--- TASK BRIEF ---
Copy every line of the records below that holds the word "rectangle".

-------- DATASET CONTENT

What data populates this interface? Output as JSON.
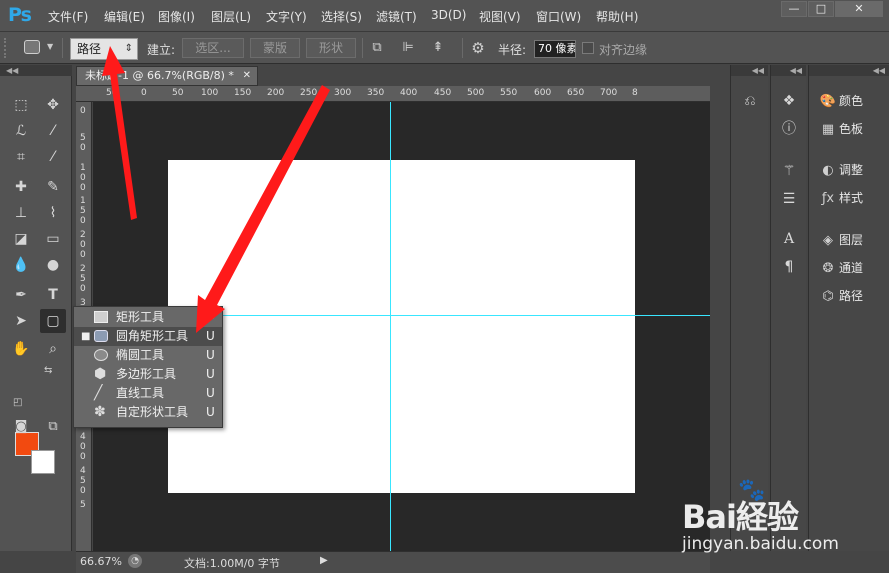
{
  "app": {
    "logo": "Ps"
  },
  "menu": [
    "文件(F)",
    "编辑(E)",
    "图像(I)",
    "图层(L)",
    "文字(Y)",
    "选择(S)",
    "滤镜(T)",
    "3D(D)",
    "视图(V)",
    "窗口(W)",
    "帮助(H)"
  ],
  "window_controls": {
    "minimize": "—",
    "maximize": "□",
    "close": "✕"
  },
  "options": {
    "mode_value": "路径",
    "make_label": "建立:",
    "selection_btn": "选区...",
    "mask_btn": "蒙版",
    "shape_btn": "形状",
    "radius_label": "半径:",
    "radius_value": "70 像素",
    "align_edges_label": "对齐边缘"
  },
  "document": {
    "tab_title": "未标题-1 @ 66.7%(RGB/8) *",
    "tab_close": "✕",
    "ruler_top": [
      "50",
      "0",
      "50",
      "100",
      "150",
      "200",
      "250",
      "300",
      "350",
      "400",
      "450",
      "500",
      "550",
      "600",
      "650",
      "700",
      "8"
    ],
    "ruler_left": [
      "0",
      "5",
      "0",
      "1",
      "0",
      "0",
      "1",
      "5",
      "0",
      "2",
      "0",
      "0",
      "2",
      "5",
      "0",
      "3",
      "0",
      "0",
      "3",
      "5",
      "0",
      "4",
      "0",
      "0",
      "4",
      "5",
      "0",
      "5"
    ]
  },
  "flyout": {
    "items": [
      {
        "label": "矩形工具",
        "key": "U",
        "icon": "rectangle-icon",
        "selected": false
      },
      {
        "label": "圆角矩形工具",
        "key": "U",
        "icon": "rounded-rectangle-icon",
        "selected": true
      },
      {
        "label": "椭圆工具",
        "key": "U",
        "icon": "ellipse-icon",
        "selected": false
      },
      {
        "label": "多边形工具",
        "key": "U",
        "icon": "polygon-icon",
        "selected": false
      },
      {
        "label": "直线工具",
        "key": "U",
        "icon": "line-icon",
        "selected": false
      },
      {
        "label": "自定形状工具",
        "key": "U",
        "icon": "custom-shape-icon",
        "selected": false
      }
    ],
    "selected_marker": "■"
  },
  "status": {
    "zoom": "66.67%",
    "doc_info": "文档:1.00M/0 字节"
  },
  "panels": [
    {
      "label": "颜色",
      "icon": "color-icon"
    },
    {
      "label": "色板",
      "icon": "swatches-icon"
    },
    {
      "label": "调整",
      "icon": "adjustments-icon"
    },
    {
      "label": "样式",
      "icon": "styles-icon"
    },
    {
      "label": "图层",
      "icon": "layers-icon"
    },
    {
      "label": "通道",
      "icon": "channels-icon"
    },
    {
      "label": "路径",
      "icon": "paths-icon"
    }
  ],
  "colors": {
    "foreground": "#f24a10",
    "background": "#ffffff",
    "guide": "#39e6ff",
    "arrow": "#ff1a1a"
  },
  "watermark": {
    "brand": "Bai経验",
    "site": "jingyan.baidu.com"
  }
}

----------------
-------- DATASET CONTENT

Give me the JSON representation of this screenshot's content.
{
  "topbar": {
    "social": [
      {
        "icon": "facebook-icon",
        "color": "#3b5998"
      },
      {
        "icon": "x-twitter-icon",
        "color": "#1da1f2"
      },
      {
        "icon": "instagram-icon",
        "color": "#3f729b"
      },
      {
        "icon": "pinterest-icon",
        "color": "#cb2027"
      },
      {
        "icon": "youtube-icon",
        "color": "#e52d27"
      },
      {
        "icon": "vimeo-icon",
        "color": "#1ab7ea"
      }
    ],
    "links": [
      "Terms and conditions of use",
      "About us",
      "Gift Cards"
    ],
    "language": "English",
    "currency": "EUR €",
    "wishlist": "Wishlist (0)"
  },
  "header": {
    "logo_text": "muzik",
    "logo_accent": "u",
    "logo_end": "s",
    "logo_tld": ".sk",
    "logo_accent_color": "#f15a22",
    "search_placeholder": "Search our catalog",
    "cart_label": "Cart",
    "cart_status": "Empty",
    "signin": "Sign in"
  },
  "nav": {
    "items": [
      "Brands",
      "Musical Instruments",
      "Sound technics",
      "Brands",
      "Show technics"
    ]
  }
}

----------------

--- RESULT OF THIS TASK ---
        "icon": "rectangle-icon",
        "icon": "rounded-rectangle-icon",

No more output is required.